弁証論治トレーニング㊲ 心脈瘀阻証
こんにちは。
先日、第3期の生徒さんが卒業されました~おめでとうございます!㊗㊗㊗
最終回の授業はいつも「あー…ちゃんと全部教えることができたかなぁ…。」と少しだけ不安になってしまいます。
でも大丈夫、みなさんは あんなに一生懸命に勉強したんですから! 自信をもって薬膳道を歩んでくださいネ。
この時期、弁トレを見てくださる方が急増しており、ありがとうございます。
試験対策の方が多いのだろうと思うので、なんとかお役に立てるよう努めます。
できれば弁トレだけをまとめ直し、簡単な本にしたいと考えているところですが、今年中には?な進み具合なので…またご報告します。

▶ **演習 1**: 本文によると、先日卒業したのは第何期の生徒ですか。
▶ **演習 2**: 本文で筆者が自身の今後の取り組みや予定として述べている事柄を、すべて挙げてください。
▶ **演習 3**: 本文で筆者は、最終回の授業で不安になりながらも「大丈夫」と述べています。そう言える理由を、本文に即して説明してください。

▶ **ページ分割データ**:
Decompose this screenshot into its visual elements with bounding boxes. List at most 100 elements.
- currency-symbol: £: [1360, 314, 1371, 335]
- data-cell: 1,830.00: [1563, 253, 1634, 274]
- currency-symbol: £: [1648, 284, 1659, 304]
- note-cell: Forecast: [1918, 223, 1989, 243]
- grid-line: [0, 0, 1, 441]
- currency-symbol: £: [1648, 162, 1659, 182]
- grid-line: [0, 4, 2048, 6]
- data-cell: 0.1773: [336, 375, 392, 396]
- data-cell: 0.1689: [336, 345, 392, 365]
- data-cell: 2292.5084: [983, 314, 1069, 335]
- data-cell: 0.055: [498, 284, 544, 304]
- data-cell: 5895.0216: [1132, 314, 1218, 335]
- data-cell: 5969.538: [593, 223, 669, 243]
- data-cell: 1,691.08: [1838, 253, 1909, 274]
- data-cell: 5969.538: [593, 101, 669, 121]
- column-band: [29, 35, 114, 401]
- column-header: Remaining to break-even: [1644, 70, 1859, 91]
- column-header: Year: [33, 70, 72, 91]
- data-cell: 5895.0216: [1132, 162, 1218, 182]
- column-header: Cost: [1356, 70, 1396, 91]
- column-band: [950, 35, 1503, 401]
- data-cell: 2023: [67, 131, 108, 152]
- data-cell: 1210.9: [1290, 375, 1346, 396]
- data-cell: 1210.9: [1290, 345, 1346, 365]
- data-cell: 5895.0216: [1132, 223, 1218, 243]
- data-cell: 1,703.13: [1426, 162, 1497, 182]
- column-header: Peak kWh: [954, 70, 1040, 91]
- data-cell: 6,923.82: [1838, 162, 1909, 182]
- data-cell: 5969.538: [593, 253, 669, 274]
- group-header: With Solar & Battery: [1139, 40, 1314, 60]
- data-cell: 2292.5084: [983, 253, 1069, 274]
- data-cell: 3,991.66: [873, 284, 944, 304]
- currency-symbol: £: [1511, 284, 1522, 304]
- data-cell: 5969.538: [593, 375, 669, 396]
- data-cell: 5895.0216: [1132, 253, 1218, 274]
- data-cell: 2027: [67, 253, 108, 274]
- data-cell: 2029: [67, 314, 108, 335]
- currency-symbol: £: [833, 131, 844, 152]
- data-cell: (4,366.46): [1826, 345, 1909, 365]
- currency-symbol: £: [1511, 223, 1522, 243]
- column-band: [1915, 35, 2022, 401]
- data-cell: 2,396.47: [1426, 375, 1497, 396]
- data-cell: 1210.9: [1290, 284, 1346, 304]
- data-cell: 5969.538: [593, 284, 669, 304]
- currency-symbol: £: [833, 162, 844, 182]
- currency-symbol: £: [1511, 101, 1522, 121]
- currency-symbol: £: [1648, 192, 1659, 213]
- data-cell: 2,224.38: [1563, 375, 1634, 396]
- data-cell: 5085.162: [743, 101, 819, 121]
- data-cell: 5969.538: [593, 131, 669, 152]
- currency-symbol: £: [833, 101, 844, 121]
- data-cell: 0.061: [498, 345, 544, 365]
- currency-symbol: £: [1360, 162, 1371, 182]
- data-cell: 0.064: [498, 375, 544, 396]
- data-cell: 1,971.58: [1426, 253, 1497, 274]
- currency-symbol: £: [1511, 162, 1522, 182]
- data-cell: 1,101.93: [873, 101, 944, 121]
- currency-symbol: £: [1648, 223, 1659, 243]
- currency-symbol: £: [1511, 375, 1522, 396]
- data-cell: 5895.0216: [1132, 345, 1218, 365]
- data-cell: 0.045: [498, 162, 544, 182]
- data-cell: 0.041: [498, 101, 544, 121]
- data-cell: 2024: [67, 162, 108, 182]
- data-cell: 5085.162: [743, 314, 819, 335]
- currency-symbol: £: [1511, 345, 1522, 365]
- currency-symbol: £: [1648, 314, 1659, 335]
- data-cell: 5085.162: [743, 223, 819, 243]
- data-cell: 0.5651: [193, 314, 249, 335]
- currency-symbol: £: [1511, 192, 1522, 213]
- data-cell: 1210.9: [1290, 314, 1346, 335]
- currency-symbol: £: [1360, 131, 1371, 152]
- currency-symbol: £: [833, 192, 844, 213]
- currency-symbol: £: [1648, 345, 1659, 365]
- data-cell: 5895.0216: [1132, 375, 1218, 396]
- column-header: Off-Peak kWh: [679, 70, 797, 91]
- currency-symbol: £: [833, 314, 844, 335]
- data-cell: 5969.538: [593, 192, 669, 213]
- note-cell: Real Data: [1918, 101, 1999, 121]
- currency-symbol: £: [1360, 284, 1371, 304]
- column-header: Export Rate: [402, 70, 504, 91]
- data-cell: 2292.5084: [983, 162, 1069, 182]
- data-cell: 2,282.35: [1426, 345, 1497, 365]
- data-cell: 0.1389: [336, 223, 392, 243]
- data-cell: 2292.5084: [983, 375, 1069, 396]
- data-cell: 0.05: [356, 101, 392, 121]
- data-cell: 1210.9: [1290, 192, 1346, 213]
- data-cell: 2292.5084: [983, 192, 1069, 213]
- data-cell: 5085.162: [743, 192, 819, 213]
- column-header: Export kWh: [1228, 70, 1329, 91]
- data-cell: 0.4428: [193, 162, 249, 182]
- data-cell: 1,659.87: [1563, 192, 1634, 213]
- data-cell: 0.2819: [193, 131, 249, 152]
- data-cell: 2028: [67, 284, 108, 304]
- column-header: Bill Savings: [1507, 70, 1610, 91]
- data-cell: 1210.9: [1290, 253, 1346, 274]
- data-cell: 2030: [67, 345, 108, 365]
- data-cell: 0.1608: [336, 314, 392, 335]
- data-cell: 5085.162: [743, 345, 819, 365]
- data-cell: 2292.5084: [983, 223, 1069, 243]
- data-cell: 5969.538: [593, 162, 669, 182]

▶ **解答 1**: 第3期の生徒です。

▶ **解答 2**:
・試験対策の方のお役に立てるよう努めること
・弁トレだけをまとめ直し、簡単な本にすること
・その進み具合について改めて報告すること

▶ **解答 3**: 生徒の皆さんがあれほど一生懸命に勉強したからです。そのため筆者は、自信をもって薬膳道を歩んでほしいと呼びかけています。